GIVEN PROBLEM:
Please update the listing, starting at its beginning and ending at the line containing "item-subtotal-row: Item subtotal: 150.00", by replacing "Localize" with "Locate" and leaving everything else unchanged.

INPUT FOR THIS TASK:
========
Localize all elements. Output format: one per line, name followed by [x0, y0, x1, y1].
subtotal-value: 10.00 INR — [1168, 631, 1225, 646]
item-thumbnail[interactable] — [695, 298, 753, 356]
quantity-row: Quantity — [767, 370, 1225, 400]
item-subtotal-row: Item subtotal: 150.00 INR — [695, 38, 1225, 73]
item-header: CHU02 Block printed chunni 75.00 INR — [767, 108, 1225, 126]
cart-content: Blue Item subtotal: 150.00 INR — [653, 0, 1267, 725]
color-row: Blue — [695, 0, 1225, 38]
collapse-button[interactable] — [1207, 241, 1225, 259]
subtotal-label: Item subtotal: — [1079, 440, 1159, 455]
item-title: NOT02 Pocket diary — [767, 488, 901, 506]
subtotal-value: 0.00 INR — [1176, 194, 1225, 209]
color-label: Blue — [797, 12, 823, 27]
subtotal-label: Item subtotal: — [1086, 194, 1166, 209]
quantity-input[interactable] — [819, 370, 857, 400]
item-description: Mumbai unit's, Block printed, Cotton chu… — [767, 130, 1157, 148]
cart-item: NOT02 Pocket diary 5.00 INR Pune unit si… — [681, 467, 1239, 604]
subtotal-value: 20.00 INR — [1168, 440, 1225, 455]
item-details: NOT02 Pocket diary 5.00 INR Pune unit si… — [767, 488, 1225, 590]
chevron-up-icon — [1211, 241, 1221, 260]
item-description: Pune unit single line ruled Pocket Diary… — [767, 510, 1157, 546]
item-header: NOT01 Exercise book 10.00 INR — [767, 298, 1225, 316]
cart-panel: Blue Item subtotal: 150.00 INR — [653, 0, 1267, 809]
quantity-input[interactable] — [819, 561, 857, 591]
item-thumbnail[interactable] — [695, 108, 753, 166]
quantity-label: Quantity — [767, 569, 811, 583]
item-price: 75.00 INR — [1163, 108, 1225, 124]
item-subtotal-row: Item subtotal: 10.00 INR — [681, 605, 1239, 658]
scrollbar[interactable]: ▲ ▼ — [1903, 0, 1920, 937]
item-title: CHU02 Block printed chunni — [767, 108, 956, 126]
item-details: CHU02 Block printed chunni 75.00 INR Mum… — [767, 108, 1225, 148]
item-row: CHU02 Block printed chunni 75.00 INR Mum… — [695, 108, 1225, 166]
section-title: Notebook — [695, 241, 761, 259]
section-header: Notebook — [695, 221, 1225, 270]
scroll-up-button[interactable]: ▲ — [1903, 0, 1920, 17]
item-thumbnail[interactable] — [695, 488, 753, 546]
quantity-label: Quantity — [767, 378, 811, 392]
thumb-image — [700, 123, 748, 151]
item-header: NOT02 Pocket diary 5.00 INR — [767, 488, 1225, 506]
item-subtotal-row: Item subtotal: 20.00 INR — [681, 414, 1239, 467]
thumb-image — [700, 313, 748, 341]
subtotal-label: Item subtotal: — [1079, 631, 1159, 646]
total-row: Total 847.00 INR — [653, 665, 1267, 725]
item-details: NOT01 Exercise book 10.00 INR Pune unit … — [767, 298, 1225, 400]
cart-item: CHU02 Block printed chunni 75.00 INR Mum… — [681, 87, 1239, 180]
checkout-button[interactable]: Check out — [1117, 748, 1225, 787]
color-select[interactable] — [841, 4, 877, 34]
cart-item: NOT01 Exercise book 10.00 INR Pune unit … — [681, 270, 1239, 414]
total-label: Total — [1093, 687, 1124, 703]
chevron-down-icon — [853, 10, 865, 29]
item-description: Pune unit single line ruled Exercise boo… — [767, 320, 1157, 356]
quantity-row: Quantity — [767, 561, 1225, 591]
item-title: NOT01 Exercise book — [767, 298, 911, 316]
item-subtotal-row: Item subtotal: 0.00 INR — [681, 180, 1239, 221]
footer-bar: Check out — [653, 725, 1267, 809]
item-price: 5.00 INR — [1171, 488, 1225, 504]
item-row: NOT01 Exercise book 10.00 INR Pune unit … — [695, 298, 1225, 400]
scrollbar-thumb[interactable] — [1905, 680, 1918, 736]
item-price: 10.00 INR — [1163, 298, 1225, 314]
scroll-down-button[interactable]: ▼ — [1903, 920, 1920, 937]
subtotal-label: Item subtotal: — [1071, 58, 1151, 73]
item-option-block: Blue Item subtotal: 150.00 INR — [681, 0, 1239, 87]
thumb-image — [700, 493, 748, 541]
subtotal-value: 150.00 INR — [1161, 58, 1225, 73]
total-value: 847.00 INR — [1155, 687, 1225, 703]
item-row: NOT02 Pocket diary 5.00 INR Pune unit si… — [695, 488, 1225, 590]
========
REPLY:
Locate all elements. Output format: one per line, name followed by [x0, y0, x1, y1].
subtotal-value: 10.00 INR — [1168, 631, 1225, 646]
item-thumbnail[interactable] — [695, 298, 753, 356]
quantity-row: Quantity — [767, 370, 1225, 400]
item-subtotal-row: Item subtotal: 150.00 INR — [695, 38, 1225, 73]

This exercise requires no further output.